**Data entries**
════════════════════

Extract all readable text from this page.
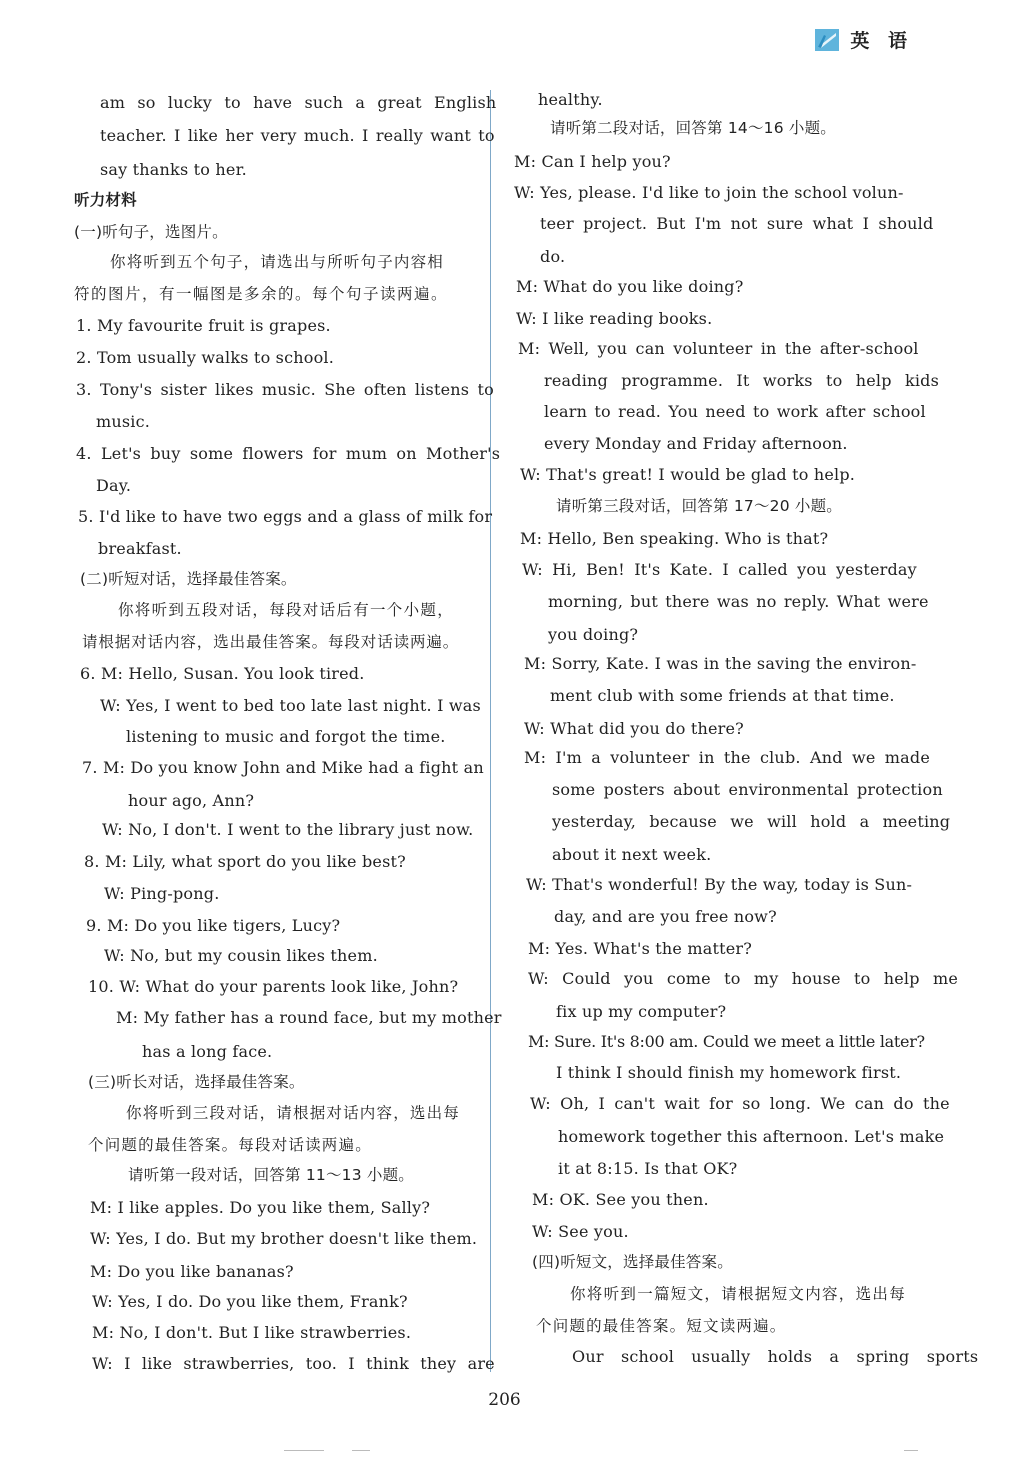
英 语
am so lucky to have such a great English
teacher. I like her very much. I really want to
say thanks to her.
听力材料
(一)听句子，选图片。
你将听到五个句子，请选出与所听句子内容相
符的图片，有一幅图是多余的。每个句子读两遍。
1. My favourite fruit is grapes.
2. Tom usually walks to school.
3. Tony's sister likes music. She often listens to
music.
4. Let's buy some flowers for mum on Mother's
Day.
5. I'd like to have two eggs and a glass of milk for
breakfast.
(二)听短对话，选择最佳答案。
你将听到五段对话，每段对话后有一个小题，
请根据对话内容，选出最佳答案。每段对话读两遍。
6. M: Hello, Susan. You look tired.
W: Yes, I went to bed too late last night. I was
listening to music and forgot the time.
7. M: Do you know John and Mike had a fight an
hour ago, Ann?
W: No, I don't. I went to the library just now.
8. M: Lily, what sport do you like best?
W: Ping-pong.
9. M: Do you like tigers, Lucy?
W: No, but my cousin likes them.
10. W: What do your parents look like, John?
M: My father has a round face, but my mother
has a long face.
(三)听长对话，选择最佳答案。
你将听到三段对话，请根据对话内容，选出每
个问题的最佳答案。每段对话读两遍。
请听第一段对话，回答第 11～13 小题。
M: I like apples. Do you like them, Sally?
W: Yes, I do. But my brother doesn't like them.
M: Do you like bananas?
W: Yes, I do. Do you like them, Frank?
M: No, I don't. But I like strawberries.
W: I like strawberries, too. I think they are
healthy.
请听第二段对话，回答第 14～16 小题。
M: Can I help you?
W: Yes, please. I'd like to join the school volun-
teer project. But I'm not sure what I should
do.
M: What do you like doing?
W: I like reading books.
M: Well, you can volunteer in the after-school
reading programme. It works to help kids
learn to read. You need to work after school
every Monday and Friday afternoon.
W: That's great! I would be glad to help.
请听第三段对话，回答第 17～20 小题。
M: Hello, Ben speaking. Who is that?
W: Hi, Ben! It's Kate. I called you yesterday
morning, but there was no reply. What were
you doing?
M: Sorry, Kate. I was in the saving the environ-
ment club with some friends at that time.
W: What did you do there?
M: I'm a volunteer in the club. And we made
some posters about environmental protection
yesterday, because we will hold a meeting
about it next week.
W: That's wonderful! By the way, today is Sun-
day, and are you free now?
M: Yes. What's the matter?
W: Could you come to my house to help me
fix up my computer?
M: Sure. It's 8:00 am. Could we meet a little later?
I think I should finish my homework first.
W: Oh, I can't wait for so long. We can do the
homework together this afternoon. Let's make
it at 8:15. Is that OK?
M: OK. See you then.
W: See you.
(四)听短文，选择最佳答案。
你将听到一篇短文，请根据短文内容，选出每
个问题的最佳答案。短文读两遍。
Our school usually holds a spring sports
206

════════════════════

**Objective**
Pick out the lines containing the string "there".

**Answer to the exercise**
morning, but there was no reply. What were
W: What did you do there?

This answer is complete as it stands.